Objective :: Return the full listing exactly as it is written.

Supplied material ::
════
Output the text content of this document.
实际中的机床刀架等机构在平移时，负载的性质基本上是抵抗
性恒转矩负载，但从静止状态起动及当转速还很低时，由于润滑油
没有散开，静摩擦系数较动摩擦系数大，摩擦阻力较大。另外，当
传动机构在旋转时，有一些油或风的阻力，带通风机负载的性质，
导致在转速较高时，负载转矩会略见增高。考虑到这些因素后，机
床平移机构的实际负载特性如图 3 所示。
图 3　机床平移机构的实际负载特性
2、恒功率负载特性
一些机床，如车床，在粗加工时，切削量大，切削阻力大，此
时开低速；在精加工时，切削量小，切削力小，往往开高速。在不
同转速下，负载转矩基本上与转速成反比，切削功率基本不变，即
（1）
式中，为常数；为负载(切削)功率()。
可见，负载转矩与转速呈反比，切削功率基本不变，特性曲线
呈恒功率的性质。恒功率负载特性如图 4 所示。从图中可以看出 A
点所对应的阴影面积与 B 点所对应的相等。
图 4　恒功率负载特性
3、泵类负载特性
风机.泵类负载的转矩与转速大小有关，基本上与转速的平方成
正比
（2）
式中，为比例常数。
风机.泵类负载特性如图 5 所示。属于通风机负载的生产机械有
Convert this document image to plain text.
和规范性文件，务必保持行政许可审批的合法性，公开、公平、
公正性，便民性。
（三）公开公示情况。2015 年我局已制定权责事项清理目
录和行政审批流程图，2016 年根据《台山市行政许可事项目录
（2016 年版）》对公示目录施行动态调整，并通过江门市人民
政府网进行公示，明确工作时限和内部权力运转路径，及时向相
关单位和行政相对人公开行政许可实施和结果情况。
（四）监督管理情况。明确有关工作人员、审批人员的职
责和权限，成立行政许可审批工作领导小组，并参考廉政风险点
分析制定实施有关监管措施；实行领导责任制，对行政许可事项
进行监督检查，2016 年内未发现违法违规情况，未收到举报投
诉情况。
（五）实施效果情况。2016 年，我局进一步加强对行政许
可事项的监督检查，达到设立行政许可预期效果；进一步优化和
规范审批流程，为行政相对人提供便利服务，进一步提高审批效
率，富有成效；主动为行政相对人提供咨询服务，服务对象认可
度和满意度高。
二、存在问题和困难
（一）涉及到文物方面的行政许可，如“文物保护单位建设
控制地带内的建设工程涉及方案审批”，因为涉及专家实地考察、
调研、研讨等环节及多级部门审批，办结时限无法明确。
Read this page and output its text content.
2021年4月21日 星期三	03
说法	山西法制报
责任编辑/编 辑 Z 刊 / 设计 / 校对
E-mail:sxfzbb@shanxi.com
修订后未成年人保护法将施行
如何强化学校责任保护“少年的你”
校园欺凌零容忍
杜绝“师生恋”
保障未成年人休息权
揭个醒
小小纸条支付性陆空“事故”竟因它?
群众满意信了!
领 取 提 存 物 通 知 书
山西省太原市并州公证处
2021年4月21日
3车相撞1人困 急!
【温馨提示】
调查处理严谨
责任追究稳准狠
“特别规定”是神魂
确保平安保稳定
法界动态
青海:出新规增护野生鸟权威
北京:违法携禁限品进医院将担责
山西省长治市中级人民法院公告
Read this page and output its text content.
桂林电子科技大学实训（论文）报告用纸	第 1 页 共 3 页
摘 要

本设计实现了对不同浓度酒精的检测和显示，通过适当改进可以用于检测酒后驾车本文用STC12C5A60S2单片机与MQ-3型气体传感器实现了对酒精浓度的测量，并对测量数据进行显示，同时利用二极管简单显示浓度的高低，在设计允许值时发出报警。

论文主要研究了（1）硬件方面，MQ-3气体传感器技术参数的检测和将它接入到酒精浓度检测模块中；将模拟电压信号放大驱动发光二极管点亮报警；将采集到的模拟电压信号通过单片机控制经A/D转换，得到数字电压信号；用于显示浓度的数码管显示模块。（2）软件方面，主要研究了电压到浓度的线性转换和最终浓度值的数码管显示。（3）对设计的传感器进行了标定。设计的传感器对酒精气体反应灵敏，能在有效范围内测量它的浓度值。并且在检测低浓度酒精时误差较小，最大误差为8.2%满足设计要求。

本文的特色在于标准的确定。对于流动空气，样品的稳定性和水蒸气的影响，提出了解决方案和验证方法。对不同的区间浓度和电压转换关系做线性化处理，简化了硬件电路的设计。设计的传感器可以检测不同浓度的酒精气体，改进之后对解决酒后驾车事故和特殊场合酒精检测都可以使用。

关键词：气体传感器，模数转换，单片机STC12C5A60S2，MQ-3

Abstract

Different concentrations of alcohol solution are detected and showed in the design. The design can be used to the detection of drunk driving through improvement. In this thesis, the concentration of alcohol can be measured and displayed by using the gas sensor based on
════
Output below ::
Output the text content of this document.
实际中的机床刀架等机构在平移时，负载的性质基本上是抵抗
性恒转矩负载，但从静止状态起动及当转速还很低时，由于润滑油
没有散开，静摩擦系数较动摩擦系数大，摩擦阻力较大。另外，当
传动机构在旋转时，有一些油或风的阻力，带通风机负载的性质，
导致在转速较高时，负载转矩会略见增高。考虑到这些因素后，机
床平移机构的实际负载特性如图 3 所示。
图 3　机床平移机构的实际负载特性
2、恒功率负载特性
一些机床，如车床，在粗加工时，切削量大，切削阻力大，此
时开低速；在精加工时，切削量小，切削力小，往往开高速。在不
同转速下，负载转矩基本上与转速成反比，切削功率基本不变，即
（1）
式中，为常数；为负载(切削)功率()。
可见，负载转矩与转速呈反比，切削功率基本不变，特性曲线
呈恒功率的性质。恒功率负载特性如图 4 所示。从图中可以看出 A
点所对应的阴影面积与 B 点所对应的相等。
图 4　恒功率负载特性
3、泵类负载特性
风机.泵类负载的转矩与转速大小有关，基本上与转速的平方成
正比
（2）
式中，为比例常数。
风机.泵类负载特性如图 5 所示。属于通风机负载的生产机械有
Convert this document image to plain text.
和规范性文件，务必保持行政许可审批的合法性，公开、公平、
公正性，便民性。
（三）公开公示情况。2015 年我局已制定权责事项清理目
录和行政审批流程图，2016 年根据《台山市行政许可事项目录
（2016 年版）》对公示目录施行动态调整，并通过江门市人民
政府网进行公示，明确工作时限和内部权力运转路径，及时向相
关单位和行政相对人公开行政许可实施和结果情况。
（四）监督管理情况。明确有关工作人员、审批人员的职
责和权限，成立行政许可审批工作领导小组，并参考廉政风险点
分析制定实施有关监管措施；实行领导责任制，对行政许可事项
进行监督检查，2016 年内未发现违法违规情况，未收到举报投
诉情况。
（五）实施效果情况。2016 年，我局进一步加强对行政许
可事项的监督检查，达到设立行政许可预期效果；进一步优化和
规范审批流程，为行政相对人提供便利服务，进一步提高审批效
率，富有成效；主动为行政相对人提供咨询服务，服务对象认可
度和满意度高。
二、存在问题和困难
（一）涉及到文物方面的行政许可，如“文物保护单位建设
控制地带内的建设工程涉及方案审批”，因为涉及专家实地考察、
调研、研讨等环节及多级部门审批，办结时限无法明确。
Read this page and output its text content.
2021年4月21日 星期三	03
说法	山西法制报
责任编辑/编 辑 Z 刊 / 设计 / 校对
E-mail:sxfzbb@shanxi.com
修订后未成年人保护法将施行
如何强化学校责任保护“少年的你”
校园欺凌零容忍
杜绝“师生恋”
保障未成年人休息权
揭个醒
小小纸条支付性陆空“事故”竟因它?
群众满意信了!
领 取 提 存 物 通 知 书
山西省太原市并州公证处
2021年4月21日
3车相撞1人困 急!
【温馨提示】
调查处理严谨
责任追究稳准狠
“特别规定”是神魂
确保平安保稳定
法界动态
青海:出新规增护野生鸟权威
北京:违法携禁限品进医院将担责
山西省长治市中级人民法院公告
Read this page and output its text content.
桂林电子科技大学实训（论文）报告用纸	第 1 页 共 3 页
摘 要

本设计实现了对不同浓度酒精的检测和显示，通过适当改进可以用于检测酒后驾车本文用STC12C5A60S2单片机与MQ-3型气体传感器实现了对酒精浓度的测量，并对测量数据进行显示，同时利用二极管简单显示浓度的高低，在设计允许值时发出报警。

论文主要研究了（1）硬件方面，MQ-3气体传感器技术参数的检测和将它接入到酒精浓度检测模块中；将模拟电压信号放大驱动发光二极管点亮报警；将采集到的模拟电压信号通过单片机控制经A/D转换，得到数字电压信号；用于显示浓度的数码管显示模块。（2）软件方面，主要研究了电压到浓度的线性转换和最终浓度值的数码管显示。（3）对设计的传感器进行了标定。设计的传感器对酒精气体反应灵敏，能在有效范围内测量它的浓度值。并且在检测低浓度酒精时误差较小，最大误差为8.2%满足设计要求。

本文的特色在于标准的确定。对于流动空气，样品的稳定性和水蒸气的影响，提出了解决方案和验证方法。对不同的区间浓度和电压转换关系做线性化处理，简化了硬件电路的设计。设计的传感器可以检测不同浓度的酒精气体，改进之后对解决酒后驾车事故和特殊场合酒精检测都可以使用。

关键词：气体传感器，模数转换，单片机STC12C5A60S2，MQ-3

Abstract

Different concentrations of alcohol solution are detected and showed in the design. The design can be used to the detection of drunk driving through improvement. In this thesis, the concentration of alcohol can be measured and displayed by using the gas sensor based on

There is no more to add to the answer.